++++ DATA ROWS ++++
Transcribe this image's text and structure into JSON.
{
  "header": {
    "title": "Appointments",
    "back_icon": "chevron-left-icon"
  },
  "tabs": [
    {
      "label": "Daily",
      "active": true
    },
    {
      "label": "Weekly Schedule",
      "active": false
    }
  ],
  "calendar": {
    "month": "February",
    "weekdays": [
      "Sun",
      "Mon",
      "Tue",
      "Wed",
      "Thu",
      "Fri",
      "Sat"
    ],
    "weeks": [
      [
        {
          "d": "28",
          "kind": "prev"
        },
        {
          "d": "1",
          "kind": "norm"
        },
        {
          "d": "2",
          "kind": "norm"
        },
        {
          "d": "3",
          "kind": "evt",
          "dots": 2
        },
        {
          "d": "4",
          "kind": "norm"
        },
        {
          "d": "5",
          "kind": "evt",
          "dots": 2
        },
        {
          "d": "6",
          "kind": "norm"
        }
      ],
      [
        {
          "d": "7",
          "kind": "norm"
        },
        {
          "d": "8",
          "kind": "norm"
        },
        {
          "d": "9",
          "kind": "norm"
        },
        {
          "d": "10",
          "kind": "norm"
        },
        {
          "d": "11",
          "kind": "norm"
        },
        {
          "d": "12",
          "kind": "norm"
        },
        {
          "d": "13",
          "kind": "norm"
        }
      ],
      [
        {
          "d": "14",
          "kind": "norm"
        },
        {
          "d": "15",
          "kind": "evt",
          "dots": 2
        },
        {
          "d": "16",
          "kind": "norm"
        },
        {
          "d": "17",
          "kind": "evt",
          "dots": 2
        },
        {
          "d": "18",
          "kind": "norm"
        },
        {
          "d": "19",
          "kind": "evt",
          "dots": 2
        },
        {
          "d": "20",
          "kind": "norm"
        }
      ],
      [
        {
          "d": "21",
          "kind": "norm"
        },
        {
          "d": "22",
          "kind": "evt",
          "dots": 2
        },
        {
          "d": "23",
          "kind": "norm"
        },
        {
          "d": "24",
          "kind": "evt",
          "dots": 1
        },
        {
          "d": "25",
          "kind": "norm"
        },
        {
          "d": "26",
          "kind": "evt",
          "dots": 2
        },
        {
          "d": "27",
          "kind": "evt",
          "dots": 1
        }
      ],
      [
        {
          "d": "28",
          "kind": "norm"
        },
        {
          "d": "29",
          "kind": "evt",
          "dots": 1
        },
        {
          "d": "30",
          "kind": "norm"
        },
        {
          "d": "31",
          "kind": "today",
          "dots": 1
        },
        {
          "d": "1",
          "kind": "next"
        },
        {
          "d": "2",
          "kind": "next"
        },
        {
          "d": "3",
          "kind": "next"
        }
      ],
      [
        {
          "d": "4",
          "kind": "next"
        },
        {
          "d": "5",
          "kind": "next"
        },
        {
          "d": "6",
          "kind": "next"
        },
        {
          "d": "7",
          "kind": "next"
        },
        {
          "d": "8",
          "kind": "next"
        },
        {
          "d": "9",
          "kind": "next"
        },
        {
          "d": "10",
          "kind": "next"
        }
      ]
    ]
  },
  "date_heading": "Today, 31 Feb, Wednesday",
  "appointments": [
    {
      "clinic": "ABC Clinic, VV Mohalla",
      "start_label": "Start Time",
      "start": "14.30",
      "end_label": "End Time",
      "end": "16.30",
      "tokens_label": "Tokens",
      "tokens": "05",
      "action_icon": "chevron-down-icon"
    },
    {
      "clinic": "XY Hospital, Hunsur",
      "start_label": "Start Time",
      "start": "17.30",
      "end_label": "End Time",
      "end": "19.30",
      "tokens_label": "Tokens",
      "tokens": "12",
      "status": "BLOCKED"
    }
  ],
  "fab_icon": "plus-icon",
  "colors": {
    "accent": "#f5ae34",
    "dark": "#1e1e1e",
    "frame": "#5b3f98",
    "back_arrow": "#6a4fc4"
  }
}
++++
▸ YOUR OBJECTIVE
Print the material once more, exactly.

▸ RESULT BELOW
Transcribe this image's text and structure into JSON.
{
  "header": {
    "title": "Appointments",
    "back_icon": "chevron-left-icon"
  },
  "tabs": [
    {
      "label": "Daily",
      "active": true
    },
    {
      "label": "Weekly Schedule",
      "active": false
    }
  ],
  "calendar": {
    "month": "February",
    "weekdays": [
      "Sun",
      "Mon",
      "Tue",
      "Wed",
      "Thu",
      "Fri",
      "Sat"
    ],
    "weeks": [
      [
        {
          "d": "28",
          "kind": "prev"
        },
        {
          "d": "1",
          "kind": "norm"
        },
        {
          "d": "2",
          "kind": "norm"
        },
        {
          "d": "3",
          "kind": "evt",
          "dots": 2
        },
        {
          "d": "4",
          "kind": "norm"
        },
        {
          "d": "5",
          "kind": "evt",
          "dots": 2
        },
        {
          "d": "6",
          "kind": "norm"
        }
      ],
      [
        {
          "d": "7",
          "kind": "norm"
        },
        {
          "d": "8",
          "kind": "norm"
        },
        {
          "d": "9",
          "kind": "norm"
        },
        {
          "d": "10",
          "kind": "norm"
        },
        {
          "d": "11",
          "kind": "norm"
        },
        {
          "d": "12",
          "kind": "norm"
        },
        {
          "d": "13",
          "kind": "norm"
        }
      ],
      [
        {
          "d": "14",
          "kind": "norm"
        },
        {
          "d": "15",
          "kind": "evt",
          "dots": 2
        },
        {
          "d": "16",
          "kind": "norm"
        },
        {
          "d": "17",
          "kind": "evt",
          "dots": 2
        },
        {
          "d": "18",
          "kind": "norm"
        },
        {
          "d": "19",
          "kind": "evt",
          "dots": 2
        },
        {
          "d": "20",
          "kind": "norm"
        }
      ],
      [
        {
          "d": "21",
          "kind": "norm"
        },
        {
          "d": "22",
          "kind": "evt",
          "dots": 2
        },
        {
          "d": "23",
          "kind": "norm"
        },
        {
          "d": "24",
          "kind": "evt",
          "dots": 1
        },
        {
          "d": "25",
          "kind": "norm"
        },
        {
          "d": "26",
          "kind": "evt",
          "dots": 2
        },
        {
          "d": "27",
          "kind": "evt",
          "dots": 1
        }
      ],
      [
        {
          "d": "28",
          "kind": "norm"
        },
        {
          "d": "29",
          "kind": "evt",
          "dots": 1
        },
        {
          "d": "30",
          "kind": "norm"
        },
        {
          "d": "31",
          "kind": "today",
          "dots": 1
        },
        {
          "d": "1",
          "kind": "next"
        },
        {
          "d": "2",
          "kind": "next"
        },
        {
          "d": "3",
          "kind": "next"
        }
      ],
      [
        {
          "d": "4",
          "kind": "next"
        },
        {
          "d": "5",
          "kind": "next"
        },
        {
          "d": "6",
          "kind": "next"
        },
        {
          "d": "7",
          "kind": "next"
        },
        {
          "d": "8",
          "kind": "next"
        },
        {
          "d": "9",
          "kind": "next"
        },
        {
          "d": "10",
          "kind": "next"
        }
      ]
    ]
  },
  "date_heading": "Today, 31 Feb, Wednesday",
  "appointments": [
    {
      "clinic": "ABC Clinic, VV Mohalla",
      "start_label": "Start Time",
      "start": "14.30",
      "end_label": "End Time",
      "end": "16.30",
      "tokens_label": "Tokens",
      "tokens": "05",
      "action_icon": "chevron-down-icon"
    },
    {
      "clinic": "XY Hospital, Hunsur",
      "start_label": "Start Time",
      "start": "17.30",
      "end_label": "End Time",
      "end": "19.30",
      "tokens_label": "Tokens",
      "tokens": "12",
      "status": "BLOCKED"
    }
  ],
  "fab_icon": "plus-icon",
  "colors": {
    "accent": "#f5ae34",
    "dark": "#1e1e1e",
    "frame": "#5b3f98",
    "back_arrow": "#6a4fc4"
  }
}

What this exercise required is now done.